> YOUR GOAL
Output the material beneath this task exactly, images excluded.

> DATA SUPPLIED
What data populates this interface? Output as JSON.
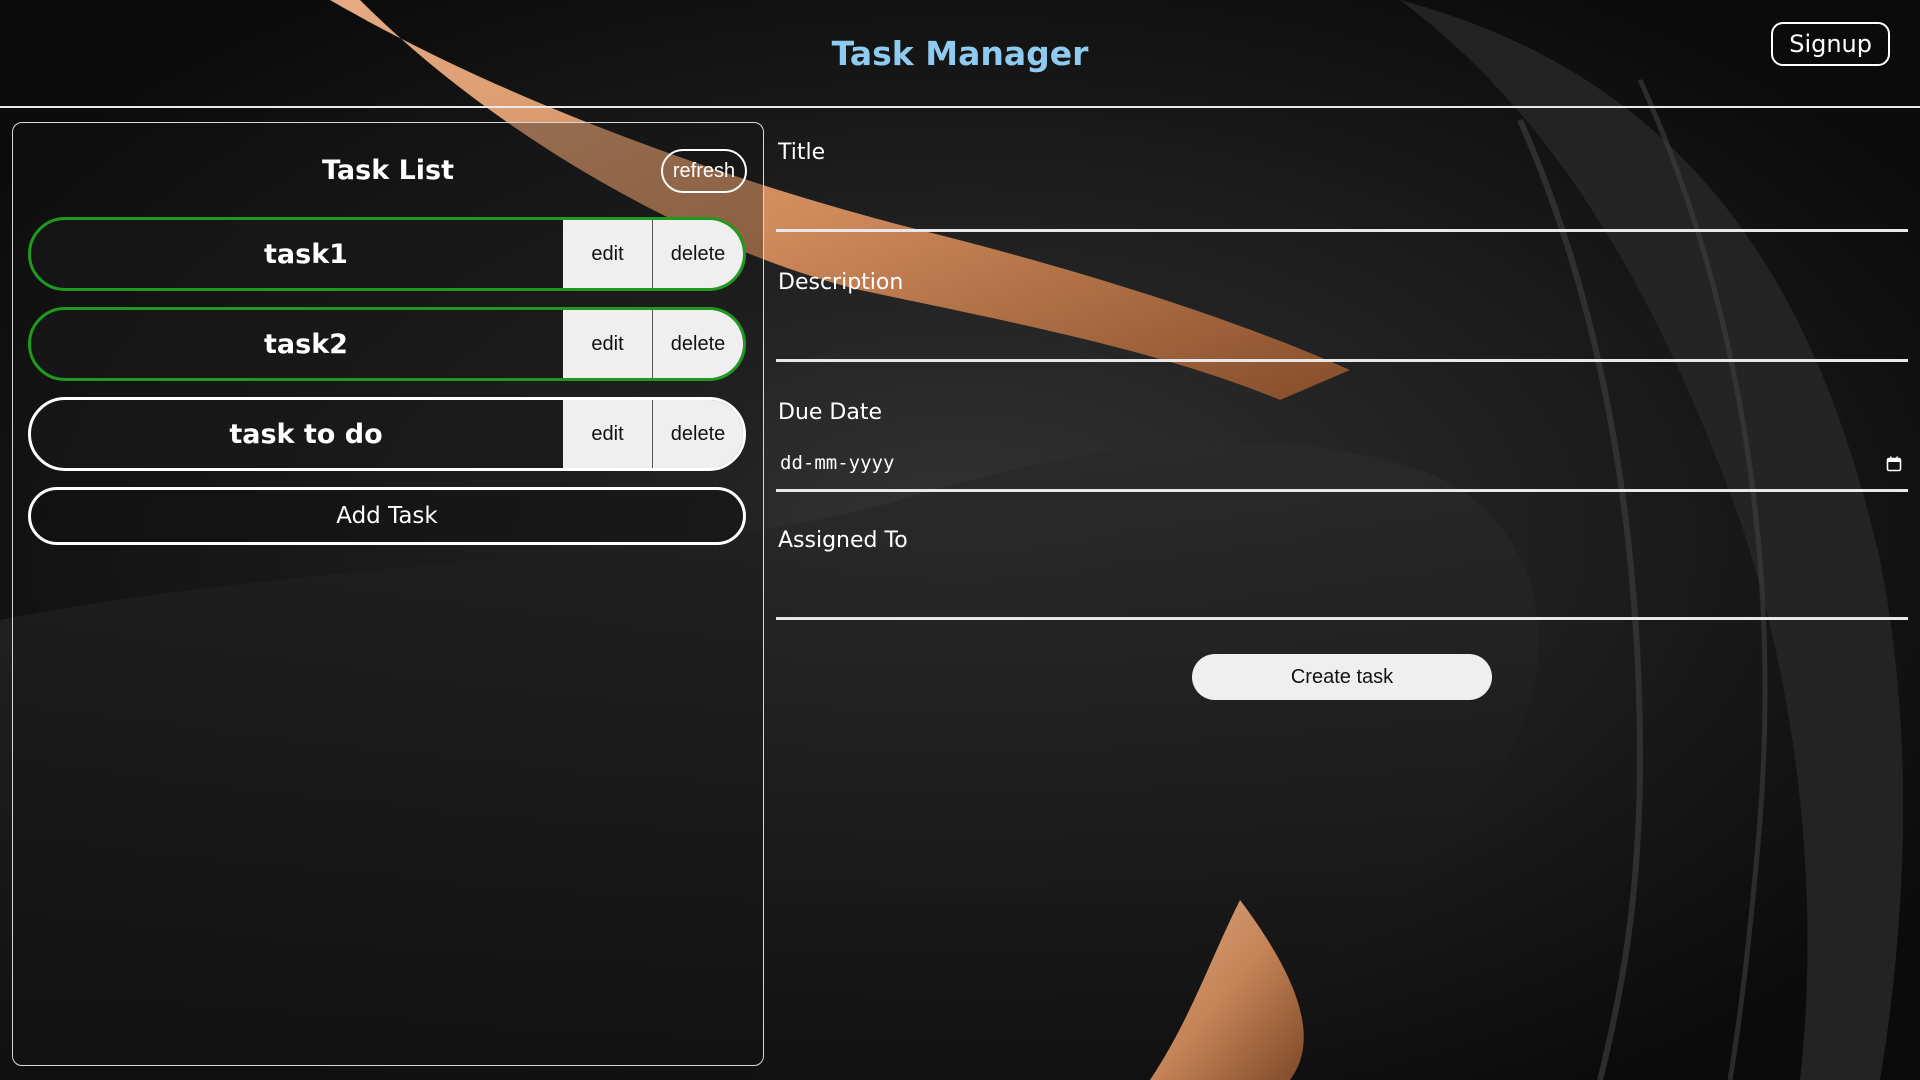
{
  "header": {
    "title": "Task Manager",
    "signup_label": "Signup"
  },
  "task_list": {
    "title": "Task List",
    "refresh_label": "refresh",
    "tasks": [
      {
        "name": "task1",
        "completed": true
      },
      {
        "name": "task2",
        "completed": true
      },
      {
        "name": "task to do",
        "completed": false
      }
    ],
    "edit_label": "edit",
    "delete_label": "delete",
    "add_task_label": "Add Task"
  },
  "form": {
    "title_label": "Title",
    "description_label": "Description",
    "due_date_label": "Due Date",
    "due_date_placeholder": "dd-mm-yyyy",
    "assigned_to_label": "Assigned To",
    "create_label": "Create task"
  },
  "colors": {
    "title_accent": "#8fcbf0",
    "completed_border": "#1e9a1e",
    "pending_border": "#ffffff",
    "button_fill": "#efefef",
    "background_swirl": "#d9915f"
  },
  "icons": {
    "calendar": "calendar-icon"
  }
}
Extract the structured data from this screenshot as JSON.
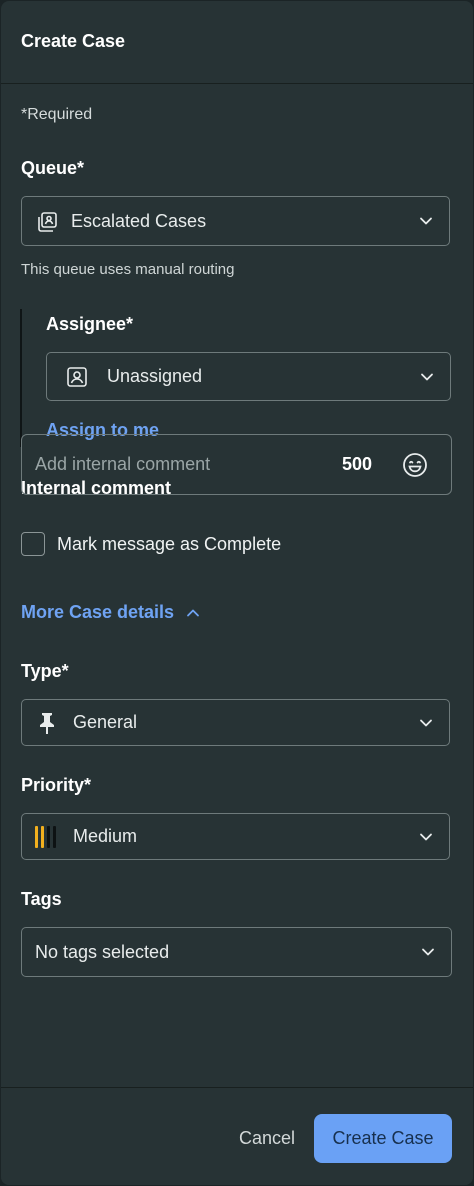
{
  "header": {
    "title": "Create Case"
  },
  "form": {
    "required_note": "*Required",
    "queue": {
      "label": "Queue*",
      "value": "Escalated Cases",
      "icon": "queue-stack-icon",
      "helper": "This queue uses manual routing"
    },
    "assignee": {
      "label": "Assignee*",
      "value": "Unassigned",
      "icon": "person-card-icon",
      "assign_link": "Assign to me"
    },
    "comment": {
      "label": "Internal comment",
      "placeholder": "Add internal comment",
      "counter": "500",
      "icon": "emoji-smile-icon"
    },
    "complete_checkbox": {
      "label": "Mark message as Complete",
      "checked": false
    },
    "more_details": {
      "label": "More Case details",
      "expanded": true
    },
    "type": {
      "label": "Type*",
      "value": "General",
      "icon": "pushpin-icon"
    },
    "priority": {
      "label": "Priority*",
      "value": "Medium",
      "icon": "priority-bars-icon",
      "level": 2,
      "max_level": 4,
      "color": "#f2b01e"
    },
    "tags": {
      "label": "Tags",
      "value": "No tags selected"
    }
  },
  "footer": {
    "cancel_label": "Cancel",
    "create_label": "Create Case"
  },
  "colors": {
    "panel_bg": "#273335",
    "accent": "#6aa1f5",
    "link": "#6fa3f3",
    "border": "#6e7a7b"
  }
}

> CORRECT RESULT
What data populates this interface? Output as JSON.
{
  "header": {
    "title": "Task Manager",
    "signup_label": "Signup"
  },
  "task_list": {
    "title": "Task List",
    "refresh_label": "refresh",
    "tasks": [
      {
        "name": "task1",
        "completed": true
      },
      {
        "name": "task2",
        "completed": true
      },
      {
        "name": "task to do",
        "completed": false
      }
    ],
    "edit_label": "edit",
    "delete_label": "delete",
    "add_task_label": "Add Task"
  },
  "form": {
    "title_label": "Title",
    "description_label": "Description",
    "due_date_label": "Due Date",
    "due_date_placeholder": "dd-mm-yyyy",
    "assigned_to_label": "Assigned To",
    "create_label": "Create task"
  },
  "colors": {
    "title_accent": "#8fcbf0",
    "completed_border": "#1e9a1e",
    "pending_border": "#ffffff",
    "button_fill": "#efefef",
    "background_swirl": "#d9915f"
  },
  "icons": {
    "calendar": "calendar-icon"
  }
}
Extract the structured data from this screenshot as JSON.
{
  "header": {
    "title": "Create Case"
  },
  "form": {
    "required_note": "*Required",
    "queue": {
      "label": "Queue*",
      "value": "Escalated Cases",
      "icon": "queue-stack-icon",
      "helper": "This queue uses manual routing"
    },
    "assignee": {
      "label": "Assignee*",
      "value": "Unassigned",
      "icon": "person-card-icon",
      "assign_link": "Assign to me"
    },
    "comment": {
      "label": "Internal comment",
      "placeholder": "Add internal comment",
      "counter": "500",
      "icon": "emoji-smile-icon"
    },
    "complete_checkbox": {
      "label": "Mark message as Complete",
      "checked": false
    },
    "more_details": {
      "label": "More Case details",
      "expanded": true
    },
    "type": {
      "label": "Type*",
      "value": "General",
      "icon": "pushpin-icon"
    },
    "priority": {
      "label": "Priority*",
      "value": "Medium",
      "icon": "priority-bars-icon",
      "level": 2,
      "max_level": 4,
      "color": "#f2b01e"
    },
    "tags": {
      "label": "Tags",
      "value": "No tags selected"
    }
  },
  "footer": {
    "cancel_label": "Cancel",
    "create_label": "Create Case"
  },
  "colors": {
    "panel_bg": "#273335",
    "accent": "#6aa1f5",
    "link": "#6fa3f3",
    "border": "#6e7a7b"
  }
}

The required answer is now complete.